━━━━━ Supplied entries ━━━━━

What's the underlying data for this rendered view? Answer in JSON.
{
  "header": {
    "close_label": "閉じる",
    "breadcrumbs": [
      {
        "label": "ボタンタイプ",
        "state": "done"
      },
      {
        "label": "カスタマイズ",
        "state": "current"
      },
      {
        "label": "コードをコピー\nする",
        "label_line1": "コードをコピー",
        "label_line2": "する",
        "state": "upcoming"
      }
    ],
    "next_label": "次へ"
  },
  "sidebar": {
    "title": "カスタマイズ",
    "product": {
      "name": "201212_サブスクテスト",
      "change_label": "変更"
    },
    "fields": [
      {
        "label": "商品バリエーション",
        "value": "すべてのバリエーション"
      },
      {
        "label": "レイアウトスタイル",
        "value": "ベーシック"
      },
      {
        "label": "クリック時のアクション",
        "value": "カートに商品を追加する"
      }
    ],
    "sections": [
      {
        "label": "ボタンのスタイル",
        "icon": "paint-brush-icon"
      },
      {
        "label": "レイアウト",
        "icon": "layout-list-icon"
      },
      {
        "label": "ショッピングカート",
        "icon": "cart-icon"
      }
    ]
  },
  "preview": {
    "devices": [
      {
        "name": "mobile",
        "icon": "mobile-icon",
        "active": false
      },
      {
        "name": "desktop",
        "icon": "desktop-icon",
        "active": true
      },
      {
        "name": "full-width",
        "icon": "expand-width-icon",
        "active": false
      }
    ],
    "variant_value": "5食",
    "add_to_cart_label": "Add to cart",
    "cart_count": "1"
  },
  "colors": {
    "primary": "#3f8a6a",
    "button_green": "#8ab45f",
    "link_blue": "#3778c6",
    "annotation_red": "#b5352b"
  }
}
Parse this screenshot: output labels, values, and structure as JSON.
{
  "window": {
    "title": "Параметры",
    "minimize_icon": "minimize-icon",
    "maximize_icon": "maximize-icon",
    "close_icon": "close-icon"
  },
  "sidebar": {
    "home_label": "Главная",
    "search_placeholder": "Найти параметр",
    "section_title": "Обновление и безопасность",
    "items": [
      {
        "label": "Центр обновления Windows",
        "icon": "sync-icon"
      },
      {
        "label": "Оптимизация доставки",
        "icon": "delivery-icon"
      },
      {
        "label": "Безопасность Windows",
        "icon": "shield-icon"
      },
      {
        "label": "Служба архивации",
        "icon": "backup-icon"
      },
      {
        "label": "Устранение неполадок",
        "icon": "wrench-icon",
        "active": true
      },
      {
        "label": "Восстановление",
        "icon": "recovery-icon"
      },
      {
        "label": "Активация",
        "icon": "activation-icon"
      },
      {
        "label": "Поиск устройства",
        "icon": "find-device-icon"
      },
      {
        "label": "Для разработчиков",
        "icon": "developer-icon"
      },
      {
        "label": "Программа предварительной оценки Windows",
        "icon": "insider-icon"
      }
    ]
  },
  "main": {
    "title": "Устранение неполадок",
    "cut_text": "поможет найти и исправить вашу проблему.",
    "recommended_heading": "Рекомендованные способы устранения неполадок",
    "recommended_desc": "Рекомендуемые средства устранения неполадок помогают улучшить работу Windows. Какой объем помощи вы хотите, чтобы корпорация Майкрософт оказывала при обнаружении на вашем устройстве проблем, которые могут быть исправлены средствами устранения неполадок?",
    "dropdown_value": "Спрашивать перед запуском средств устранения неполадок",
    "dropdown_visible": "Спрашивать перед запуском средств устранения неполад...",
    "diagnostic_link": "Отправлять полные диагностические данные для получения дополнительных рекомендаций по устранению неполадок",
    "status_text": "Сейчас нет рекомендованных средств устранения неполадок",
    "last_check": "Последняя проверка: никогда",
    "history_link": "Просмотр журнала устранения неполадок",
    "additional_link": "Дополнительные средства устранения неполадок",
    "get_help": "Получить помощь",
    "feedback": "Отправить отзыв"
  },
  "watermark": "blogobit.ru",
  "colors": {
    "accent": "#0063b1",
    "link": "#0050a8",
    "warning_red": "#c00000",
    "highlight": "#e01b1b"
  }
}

━━━━━

_Problem statement_
In the data above, count the lines where the word "this" appears; reply with the number only.

_Correct output_
2